= Given problem =
Copy out all of the material, matching it word for word.

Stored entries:
^^^^^^^^^^^^^^^^

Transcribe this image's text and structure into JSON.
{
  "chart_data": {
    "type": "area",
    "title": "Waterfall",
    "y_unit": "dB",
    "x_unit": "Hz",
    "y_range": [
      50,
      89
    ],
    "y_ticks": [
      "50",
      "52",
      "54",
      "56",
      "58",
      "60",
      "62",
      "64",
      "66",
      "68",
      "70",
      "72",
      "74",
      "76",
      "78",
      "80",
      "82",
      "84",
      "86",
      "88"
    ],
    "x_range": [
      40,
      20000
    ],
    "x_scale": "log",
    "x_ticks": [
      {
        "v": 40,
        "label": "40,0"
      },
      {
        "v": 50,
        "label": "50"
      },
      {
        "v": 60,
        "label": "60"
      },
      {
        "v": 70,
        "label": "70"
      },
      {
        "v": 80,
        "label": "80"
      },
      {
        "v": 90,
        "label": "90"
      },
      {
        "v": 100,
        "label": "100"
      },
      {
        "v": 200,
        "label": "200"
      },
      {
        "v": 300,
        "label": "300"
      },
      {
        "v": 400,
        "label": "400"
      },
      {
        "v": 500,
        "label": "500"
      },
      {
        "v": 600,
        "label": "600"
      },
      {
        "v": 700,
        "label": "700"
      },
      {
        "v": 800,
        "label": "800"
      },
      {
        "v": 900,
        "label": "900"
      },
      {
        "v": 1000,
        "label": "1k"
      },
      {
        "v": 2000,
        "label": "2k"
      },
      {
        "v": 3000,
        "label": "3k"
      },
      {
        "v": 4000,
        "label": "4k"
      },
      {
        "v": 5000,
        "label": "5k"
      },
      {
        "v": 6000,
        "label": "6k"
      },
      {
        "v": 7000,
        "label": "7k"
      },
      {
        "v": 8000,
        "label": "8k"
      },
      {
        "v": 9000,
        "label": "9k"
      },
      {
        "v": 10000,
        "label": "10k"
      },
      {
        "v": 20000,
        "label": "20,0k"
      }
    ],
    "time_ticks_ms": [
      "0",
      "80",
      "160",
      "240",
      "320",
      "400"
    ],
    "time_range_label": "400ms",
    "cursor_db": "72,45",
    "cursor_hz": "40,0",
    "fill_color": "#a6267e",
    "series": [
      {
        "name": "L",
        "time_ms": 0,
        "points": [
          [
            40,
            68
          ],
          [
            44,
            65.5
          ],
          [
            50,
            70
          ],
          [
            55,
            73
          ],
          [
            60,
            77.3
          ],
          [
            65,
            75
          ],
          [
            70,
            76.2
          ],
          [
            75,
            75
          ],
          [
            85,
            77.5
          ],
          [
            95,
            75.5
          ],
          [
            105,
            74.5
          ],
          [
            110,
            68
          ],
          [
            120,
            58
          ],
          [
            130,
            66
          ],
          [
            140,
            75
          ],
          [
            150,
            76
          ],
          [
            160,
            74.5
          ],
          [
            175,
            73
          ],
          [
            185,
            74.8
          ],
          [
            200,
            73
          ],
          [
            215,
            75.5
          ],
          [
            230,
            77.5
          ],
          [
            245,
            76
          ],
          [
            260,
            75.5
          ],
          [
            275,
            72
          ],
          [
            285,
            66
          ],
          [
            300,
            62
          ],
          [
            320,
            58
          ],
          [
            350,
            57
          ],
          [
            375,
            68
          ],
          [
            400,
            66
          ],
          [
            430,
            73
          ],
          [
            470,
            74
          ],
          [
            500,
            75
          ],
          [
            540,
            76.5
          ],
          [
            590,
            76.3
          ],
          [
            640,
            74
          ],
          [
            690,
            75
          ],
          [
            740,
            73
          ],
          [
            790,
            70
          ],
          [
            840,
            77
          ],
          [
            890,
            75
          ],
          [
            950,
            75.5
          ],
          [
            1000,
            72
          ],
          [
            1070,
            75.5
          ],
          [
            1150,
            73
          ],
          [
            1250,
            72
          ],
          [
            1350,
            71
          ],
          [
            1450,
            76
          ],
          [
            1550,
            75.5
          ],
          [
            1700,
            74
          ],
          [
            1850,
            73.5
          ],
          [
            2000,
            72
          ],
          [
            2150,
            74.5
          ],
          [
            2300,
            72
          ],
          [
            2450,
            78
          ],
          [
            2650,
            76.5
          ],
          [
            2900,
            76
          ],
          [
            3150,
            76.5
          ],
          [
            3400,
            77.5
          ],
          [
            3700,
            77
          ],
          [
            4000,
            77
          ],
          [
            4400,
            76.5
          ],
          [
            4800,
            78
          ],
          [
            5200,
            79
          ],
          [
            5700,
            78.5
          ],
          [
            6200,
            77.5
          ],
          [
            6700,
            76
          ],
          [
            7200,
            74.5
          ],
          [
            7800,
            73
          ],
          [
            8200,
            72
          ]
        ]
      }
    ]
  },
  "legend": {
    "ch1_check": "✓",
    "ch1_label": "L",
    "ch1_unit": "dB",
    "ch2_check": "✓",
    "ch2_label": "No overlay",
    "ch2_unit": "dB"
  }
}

^^^^^^^^^^^^^^^^

= Output =
Transcribe this image's text and structure into JSON.
{
  "chart_data": {
    "type": "area",
    "title": "Waterfall",
    "y_unit": "dB",
    "x_unit": "Hz",
    "y_range": [
      50,
      89
    ],
    "y_ticks": [
      "50",
      "52",
      "54",
      "56",
      "58",
      "60",
      "62",
      "64",
      "66",
      "68",
      "70",
      "72",
      "74",
      "76",
      "78",
      "80",
      "82",
      "84",
      "86",
      "88"
    ],
    "x_range": [
      40,
      20000
    ],
    "x_scale": "log",
    "x_ticks": [
      {
        "v": 40,
        "label": "40,0"
      },
      {
        "v": 50,
        "label": "50"
      },
      {
        "v": 60,
        "label": "60"
      },
      {
        "v": 70,
        "label": "70"
      },
      {
        "v": 80,
        "label": "80"
      },
      {
        "v": 90,
        "label": "90"
      },
      {
        "v": 100,
        "label": "100"
      },
      {
        "v": 200,
        "label": "200"
      },
      {
        "v": 300,
        "label": "300"
      },
      {
        "v": 400,
        "label": "400"
      },
      {
        "v": 500,
        "label": "500"
      },
      {
        "v": 600,
        "label": "600"
      },
      {
        "v": 700,
        "label": "700"
      },
      {
        "v": 800,
        "label": "800"
      },
      {
        "v": 900,
        "label": "900"
      },
      {
        "v": 1000,
        "label": "1k"
      },
      {
        "v": 2000,
        "label": "2k"
      },
      {
        "v": 3000,
        "label": "3k"
      },
      {
        "v": 4000,
        "label": "4k"
      },
      {
        "v": 5000,
        "label": "5k"
      },
      {
        "v": 6000,
        "label": "6k"
      },
      {
        "v": 7000,
        "label": "7k"
      },
      {
        "v": 8000,
        "label": "8k"
      },
      {
        "v": 9000,
        "label": "9k"
      },
      {
        "v": 10000,
        "label": "10k"
      },
      {
        "v": 20000,
        "label": "20,0k"
      }
    ],
    "time_ticks_ms": [
      "0",
      "80",
      "160",
      "240",
      "320",
      "400"
    ],
    "time_range_label": "400ms",
    "cursor_db": "72,45",
    "cursor_hz": "40,0",
    "fill_color": "#a6267e",
    "series": [
      {
        "name": "L",
        "time_ms": 0,
        "points": [
          [
            40,
            68
          ],
          [
            44,
            65.5
          ],
          [
            50,
            70
          ],
          [
            55,
            73
          ],
          [
            60,
            77.3
          ],
          [
            65,
            75
          ],
          [
            70,
            76.2
          ],
          [
            75,
            75
          ],
          [
            85,
            77.5
          ],
          [
            95,
            75.5
          ],
          [
            105,
            74.5
          ],
          [
            110,
            68
          ],
          [
            120,
            58
          ],
          [
            130,
            66
          ],
          [
            140,
            75
          ],
          [
            150,
            76
          ],
          [
            160,
            74.5
          ],
          [
            175,
            73
          ],
          [
            185,
            74.8
          ],
          [
            200,
            73
          ],
          [
            215,
            75.5
          ],
          [
            230,
            77.5
          ],
          [
            245,
            76
          ],
          [
            260,
            75.5
          ],
          [
            275,
            72
          ],
          [
            285,
            66
          ],
          [
            300,
            62
          ],
          [
            320,
            58
          ],
          [
            350,
            57
          ],
          [
            375,
            68
          ],
          [
            400,
            66
          ],
          [
            430,
            73
          ],
          [
            470,
            74
          ],
          [
            500,
            75
          ],
          [
            540,
            76.5
          ],
          [
            590,
            76.3
          ],
          [
            640,
            74
          ],
          [
            690,
            75
          ],
          [
            740,
            73
          ],
          [
            790,
            70
          ],
          [
            840,
            77
          ],
          [
            890,
            75
          ],
          [
            950,
            75.5
          ],
          [
            1000,
            72
          ],
          [
            1070,
            75.5
          ],
          [
            1150,
            73
          ],
          [
            1250,
            72
          ],
          [
            1350,
            71
          ],
          [
            1450,
            76
          ],
          [
            1550,
            75.5
          ],
          [
            1700,
            74
          ],
          [
            1850,
            73.5
          ],
          [
            2000,
            72
          ],
          [
            2150,
            74.5
          ],
          [
            2300,
            72
          ],
          [
            2450,
            78
          ],
          [
            2650,
            76.5
          ],
          [
            2900,
            76
          ],
          [
            3150,
            76.5
          ],
          [
            3400,
            77.5
          ],
          [
            3700,
            77
          ],
          [
            4000,
            77
          ],
          [
            4400,
            76.5
          ],
          [
            4800,
            78
          ],
          [
            5200,
            79
          ],
          [
            5700,
            78.5
          ],
          [
            6200,
            77.5
          ],
          [
            6700,
            76
          ],
          [
            7200,
            74.5
          ],
          [
            7800,
            73
          ],
          [
            8200,
            72
          ]
        ]
      }
    ]
  },
  "legend": {
    "ch1_check": "✓",
    "ch1_label": "L",
    "ch1_unit": "dB",
    "ch2_check": "✓",
    "ch2_label": "No overlay",
    "ch2_unit": "dB"
  }
}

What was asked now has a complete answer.